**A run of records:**

- - - -

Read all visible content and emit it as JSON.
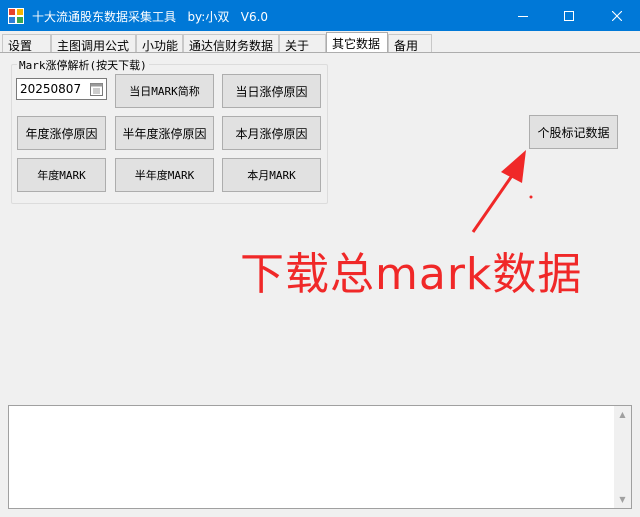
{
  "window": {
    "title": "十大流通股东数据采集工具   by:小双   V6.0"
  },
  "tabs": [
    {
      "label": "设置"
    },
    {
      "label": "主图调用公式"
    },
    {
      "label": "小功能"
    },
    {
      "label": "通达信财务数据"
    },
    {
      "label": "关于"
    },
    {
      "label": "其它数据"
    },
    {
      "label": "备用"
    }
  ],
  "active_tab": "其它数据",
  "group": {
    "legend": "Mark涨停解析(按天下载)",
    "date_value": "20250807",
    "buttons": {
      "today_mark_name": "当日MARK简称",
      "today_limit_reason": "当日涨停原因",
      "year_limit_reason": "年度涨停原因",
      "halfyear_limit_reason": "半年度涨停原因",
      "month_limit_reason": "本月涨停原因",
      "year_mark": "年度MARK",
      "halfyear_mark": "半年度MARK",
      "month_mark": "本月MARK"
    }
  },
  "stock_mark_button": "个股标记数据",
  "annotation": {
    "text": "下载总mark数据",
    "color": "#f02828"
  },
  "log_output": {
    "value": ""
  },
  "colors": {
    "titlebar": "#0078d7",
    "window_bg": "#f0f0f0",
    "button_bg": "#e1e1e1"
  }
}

- - - -

**Do this:**
Pictures are to be left out; the records above must be repeated word for word.

**Reply to the exercise:**
Read all visible content and emit it as JSON.
{
  "window": {
    "title": "十大流通股东数据采集工具   by:小双   V6.0"
  },
  "tabs": [
    {
      "label": "设置"
    },
    {
      "label": "主图调用公式"
    },
    {
      "label": "小功能"
    },
    {
      "label": "通达信财务数据"
    },
    {
      "label": "关于"
    },
    {
      "label": "其它数据"
    },
    {
      "label": "备用"
    }
  ],
  "active_tab": "其它数据",
  "group": {
    "legend": "Mark涨停解析(按天下载)",
    "date_value": "20250807",
    "buttons": {
      "today_mark_name": "当日MARK简称",
      "today_limit_reason": "当日涨停原因",
      "year_limit_reason": "年度涨停原因",
      "halfyear_limit_reason": "半年度涨停原因",
      "month_limit_reason": "本月涨停原因",
      "year_mark": "年度MARK",
      "halfyear_mark": "半年度MARK",
      "month_mark": "本月MARK"
    }
  },
  "stock_mark_button": "个股标记数据",
  "annotation": {
    "text": "下载总mark数据",
    "color": "#f02828"
  },
  "log_output": {
    "value": ""
  },
  "colors": {
    "titlebar": "#0078d7",
    "window_bg": "#f0f0f0",
    "button_bg": "#e1e1e1"
  }
}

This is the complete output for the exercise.